Among the lines below, count those containing the word "image". Give the number only.

★ ★ ★ ★ ★ ★ ★

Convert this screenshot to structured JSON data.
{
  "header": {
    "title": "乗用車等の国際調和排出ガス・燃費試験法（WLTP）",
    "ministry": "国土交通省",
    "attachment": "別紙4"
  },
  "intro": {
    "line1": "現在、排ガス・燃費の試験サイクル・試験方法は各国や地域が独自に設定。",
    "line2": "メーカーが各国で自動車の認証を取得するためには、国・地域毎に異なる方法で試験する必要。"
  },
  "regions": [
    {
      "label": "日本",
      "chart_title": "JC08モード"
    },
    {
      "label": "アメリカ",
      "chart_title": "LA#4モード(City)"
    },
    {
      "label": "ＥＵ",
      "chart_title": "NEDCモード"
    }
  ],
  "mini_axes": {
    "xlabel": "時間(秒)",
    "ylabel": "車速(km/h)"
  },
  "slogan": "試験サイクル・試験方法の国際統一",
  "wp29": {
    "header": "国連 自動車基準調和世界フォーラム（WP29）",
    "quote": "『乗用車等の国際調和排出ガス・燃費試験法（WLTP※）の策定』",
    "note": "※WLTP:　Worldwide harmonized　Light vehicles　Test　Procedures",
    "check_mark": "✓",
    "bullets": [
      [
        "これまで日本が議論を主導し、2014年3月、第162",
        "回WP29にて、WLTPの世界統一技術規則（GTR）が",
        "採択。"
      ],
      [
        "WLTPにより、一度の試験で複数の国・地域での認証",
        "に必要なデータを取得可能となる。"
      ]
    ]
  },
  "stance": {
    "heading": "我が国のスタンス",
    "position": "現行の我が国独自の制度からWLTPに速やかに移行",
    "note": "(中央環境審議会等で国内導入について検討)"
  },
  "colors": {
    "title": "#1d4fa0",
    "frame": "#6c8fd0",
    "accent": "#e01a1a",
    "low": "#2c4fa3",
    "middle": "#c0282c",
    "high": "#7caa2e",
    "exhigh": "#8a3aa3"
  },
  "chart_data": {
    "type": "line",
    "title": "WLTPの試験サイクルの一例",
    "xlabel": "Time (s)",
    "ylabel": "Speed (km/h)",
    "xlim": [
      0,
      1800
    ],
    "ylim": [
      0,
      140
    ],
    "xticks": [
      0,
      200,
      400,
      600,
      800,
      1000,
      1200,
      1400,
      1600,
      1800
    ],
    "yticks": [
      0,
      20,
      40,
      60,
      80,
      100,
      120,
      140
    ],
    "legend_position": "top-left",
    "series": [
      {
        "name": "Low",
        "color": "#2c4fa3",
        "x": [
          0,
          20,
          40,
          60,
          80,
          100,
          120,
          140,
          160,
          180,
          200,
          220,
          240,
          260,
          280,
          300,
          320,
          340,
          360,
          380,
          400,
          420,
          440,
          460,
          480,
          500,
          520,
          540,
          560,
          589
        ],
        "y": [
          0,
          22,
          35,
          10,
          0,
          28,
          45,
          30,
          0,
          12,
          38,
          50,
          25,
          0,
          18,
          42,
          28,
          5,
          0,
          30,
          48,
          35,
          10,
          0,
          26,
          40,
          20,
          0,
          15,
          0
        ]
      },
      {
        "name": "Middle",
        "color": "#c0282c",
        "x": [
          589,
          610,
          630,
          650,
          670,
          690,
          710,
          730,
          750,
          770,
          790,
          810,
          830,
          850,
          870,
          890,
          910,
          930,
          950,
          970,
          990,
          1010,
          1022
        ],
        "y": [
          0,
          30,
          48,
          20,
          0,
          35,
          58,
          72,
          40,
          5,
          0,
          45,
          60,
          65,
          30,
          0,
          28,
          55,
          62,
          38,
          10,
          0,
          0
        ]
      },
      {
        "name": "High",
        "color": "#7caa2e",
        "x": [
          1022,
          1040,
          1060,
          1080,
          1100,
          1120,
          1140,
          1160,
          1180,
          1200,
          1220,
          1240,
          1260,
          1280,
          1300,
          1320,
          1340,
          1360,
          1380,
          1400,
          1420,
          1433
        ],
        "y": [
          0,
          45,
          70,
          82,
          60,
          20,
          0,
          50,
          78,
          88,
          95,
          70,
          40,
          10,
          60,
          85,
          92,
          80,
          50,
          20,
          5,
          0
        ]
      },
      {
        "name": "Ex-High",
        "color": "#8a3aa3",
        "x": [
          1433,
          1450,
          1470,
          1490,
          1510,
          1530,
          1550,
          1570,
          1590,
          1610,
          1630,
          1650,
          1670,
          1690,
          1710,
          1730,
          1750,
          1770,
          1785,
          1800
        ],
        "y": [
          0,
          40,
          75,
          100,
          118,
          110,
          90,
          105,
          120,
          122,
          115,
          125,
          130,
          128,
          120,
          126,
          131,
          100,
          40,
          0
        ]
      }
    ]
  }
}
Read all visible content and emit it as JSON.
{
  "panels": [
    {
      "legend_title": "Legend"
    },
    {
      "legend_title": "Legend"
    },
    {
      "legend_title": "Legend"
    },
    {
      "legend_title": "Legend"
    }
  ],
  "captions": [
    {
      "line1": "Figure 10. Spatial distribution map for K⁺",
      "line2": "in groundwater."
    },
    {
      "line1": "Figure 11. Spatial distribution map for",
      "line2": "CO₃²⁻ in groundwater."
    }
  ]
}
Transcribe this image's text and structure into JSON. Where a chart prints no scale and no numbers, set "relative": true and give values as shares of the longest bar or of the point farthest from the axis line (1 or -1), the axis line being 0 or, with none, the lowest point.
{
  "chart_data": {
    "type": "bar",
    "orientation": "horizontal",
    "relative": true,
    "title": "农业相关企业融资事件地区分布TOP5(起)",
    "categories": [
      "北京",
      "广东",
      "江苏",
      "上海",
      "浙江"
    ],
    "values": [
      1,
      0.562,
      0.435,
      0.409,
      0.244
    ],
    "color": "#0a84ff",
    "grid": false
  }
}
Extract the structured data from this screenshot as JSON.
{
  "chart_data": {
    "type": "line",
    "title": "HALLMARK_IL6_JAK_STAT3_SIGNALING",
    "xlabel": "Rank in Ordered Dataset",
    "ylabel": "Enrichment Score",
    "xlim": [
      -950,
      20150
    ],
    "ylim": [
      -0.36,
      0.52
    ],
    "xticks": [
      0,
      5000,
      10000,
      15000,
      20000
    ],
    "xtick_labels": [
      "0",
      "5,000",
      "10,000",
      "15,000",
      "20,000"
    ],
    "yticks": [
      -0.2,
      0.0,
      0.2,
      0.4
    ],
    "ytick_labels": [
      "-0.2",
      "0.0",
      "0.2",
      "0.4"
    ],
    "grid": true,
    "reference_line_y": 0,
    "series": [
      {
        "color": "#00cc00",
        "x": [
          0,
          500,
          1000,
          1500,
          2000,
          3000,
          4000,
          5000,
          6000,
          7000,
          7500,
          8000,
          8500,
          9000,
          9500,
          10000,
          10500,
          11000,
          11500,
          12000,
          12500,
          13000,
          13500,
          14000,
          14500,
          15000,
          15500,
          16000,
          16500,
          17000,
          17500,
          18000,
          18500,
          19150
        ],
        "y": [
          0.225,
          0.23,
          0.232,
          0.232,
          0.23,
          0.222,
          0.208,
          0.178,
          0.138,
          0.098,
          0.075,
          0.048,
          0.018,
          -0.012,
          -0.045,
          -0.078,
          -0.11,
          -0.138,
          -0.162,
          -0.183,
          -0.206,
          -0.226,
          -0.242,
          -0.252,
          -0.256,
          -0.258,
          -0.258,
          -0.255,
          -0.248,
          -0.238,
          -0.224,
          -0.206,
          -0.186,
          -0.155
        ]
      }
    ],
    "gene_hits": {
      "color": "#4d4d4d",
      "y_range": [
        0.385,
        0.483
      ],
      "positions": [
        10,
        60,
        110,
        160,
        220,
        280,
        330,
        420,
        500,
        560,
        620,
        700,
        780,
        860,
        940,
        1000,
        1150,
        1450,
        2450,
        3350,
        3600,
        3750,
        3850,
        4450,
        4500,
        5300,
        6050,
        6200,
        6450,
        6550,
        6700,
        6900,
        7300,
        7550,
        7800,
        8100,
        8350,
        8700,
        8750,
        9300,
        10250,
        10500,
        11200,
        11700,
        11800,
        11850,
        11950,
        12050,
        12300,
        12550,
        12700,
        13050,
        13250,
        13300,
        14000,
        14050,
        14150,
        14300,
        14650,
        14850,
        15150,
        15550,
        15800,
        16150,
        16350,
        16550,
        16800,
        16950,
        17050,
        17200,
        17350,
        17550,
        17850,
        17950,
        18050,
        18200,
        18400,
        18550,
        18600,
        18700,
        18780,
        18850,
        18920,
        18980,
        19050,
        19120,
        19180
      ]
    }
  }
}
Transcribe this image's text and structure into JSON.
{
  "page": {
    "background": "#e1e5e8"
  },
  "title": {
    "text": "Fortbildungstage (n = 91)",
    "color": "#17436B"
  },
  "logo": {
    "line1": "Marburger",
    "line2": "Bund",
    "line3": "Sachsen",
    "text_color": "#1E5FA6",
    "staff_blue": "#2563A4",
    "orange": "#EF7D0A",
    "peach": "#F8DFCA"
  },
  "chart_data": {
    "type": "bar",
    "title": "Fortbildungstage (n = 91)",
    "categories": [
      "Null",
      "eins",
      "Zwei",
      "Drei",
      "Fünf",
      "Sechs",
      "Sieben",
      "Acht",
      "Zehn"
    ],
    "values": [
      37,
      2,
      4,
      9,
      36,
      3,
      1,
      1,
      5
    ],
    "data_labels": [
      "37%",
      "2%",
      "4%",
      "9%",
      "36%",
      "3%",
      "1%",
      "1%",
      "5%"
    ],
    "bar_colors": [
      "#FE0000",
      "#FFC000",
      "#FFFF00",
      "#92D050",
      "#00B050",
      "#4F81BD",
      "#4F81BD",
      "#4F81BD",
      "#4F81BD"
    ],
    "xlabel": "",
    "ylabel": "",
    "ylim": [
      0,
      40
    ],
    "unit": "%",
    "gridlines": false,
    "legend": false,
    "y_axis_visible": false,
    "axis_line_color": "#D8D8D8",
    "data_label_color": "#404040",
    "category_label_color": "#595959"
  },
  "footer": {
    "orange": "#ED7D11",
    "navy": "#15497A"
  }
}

★ ★ ★ ★ ★ ★ ★

Exercise solution:
2